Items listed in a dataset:
______________________________

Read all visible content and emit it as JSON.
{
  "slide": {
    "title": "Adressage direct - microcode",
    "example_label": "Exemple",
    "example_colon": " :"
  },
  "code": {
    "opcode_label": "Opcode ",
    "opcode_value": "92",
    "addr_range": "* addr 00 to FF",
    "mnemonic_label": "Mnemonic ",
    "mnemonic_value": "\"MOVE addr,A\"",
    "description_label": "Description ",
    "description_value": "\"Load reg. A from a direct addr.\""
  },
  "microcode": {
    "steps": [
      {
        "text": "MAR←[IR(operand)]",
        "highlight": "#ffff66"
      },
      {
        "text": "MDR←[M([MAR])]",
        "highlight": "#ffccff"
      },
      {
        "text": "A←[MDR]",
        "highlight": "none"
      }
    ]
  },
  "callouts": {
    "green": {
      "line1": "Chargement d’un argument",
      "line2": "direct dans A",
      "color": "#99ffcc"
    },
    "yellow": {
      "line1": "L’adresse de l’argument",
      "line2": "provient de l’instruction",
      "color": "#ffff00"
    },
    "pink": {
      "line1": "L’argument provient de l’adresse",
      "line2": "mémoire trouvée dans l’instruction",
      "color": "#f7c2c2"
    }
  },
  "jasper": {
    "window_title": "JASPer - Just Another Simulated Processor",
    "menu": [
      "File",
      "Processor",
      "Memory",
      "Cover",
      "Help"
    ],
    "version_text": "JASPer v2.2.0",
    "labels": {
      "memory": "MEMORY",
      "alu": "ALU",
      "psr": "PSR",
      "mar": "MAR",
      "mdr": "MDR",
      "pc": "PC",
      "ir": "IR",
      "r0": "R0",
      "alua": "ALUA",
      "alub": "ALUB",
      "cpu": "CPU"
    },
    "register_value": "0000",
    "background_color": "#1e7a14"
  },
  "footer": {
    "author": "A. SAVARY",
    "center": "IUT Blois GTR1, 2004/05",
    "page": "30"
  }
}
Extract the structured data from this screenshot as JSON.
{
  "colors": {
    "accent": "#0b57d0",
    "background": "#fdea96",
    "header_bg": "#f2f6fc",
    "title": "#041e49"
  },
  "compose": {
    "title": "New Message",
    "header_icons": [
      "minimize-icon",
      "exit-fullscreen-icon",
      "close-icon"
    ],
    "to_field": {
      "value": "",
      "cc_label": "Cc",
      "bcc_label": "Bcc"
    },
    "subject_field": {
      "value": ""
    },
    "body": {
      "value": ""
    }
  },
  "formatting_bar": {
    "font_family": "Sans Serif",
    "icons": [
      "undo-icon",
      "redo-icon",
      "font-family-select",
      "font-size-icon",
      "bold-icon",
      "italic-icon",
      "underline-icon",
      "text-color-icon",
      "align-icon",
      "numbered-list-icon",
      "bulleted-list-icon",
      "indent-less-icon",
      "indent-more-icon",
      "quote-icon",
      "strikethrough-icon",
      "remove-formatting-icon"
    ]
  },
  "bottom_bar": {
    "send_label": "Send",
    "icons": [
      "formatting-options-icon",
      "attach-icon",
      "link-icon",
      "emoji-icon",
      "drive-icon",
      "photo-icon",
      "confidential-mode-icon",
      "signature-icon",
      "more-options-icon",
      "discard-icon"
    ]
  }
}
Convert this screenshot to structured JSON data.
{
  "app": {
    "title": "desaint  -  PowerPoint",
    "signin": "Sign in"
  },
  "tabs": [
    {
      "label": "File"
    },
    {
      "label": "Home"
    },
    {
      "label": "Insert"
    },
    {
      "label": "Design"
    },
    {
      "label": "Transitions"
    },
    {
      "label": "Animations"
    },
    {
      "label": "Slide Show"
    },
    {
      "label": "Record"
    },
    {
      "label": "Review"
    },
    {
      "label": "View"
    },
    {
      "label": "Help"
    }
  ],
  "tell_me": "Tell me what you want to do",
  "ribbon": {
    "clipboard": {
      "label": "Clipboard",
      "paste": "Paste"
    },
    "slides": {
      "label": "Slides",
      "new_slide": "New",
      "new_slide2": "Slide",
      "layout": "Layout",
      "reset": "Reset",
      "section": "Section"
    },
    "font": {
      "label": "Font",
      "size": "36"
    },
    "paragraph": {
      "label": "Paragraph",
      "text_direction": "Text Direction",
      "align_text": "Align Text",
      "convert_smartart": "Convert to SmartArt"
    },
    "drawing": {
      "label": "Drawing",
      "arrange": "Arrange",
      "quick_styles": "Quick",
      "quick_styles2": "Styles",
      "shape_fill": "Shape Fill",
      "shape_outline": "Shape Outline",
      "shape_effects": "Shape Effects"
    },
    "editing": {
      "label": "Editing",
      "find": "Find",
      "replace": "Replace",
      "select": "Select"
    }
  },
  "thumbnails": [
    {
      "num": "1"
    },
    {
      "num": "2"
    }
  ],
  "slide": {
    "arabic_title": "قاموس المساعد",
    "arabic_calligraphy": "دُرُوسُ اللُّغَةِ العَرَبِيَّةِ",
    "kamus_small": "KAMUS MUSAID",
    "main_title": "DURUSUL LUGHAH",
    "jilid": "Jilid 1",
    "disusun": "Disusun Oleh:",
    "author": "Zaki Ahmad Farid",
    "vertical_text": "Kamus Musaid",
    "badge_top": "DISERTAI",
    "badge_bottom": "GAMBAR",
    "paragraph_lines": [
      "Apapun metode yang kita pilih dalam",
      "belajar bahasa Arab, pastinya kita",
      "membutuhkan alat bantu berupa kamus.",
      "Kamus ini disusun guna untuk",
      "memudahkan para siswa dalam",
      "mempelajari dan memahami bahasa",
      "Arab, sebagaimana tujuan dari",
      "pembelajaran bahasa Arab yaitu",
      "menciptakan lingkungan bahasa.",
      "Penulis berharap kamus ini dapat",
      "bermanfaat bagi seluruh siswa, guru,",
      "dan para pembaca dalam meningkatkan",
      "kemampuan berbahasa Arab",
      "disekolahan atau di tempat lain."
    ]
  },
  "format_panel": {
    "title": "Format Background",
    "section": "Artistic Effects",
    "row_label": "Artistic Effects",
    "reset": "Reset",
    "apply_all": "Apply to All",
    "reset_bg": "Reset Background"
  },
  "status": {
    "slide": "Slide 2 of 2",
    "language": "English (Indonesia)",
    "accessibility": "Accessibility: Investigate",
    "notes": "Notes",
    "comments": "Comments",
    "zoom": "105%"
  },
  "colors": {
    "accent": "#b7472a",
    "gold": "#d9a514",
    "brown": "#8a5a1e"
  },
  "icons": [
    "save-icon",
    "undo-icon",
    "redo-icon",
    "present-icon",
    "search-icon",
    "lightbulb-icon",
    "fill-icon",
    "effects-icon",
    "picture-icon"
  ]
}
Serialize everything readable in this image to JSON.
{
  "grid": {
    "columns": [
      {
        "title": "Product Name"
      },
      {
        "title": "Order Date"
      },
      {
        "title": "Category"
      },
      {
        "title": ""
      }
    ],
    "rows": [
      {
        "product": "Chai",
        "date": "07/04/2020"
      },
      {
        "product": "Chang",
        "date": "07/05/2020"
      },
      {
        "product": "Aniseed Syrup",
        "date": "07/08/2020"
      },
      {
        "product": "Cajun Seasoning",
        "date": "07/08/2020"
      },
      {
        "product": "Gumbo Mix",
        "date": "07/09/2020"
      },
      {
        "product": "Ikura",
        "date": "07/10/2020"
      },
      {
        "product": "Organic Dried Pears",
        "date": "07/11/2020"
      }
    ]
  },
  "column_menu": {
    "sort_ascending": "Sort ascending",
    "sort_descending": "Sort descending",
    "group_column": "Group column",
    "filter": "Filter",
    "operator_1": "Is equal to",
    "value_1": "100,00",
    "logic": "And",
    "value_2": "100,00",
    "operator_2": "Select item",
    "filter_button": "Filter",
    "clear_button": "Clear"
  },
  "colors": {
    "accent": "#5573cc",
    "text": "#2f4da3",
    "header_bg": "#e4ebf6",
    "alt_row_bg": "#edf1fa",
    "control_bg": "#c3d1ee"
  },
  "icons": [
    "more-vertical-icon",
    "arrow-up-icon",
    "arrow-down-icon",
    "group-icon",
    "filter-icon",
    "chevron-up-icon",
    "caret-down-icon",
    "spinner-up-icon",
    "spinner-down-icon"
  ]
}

______________________________

Pull out each line holding the string "screenshot".

Answer below:
Extract the structured data from this screenshot as JSON.
Convert this screenshot to structured JSON data.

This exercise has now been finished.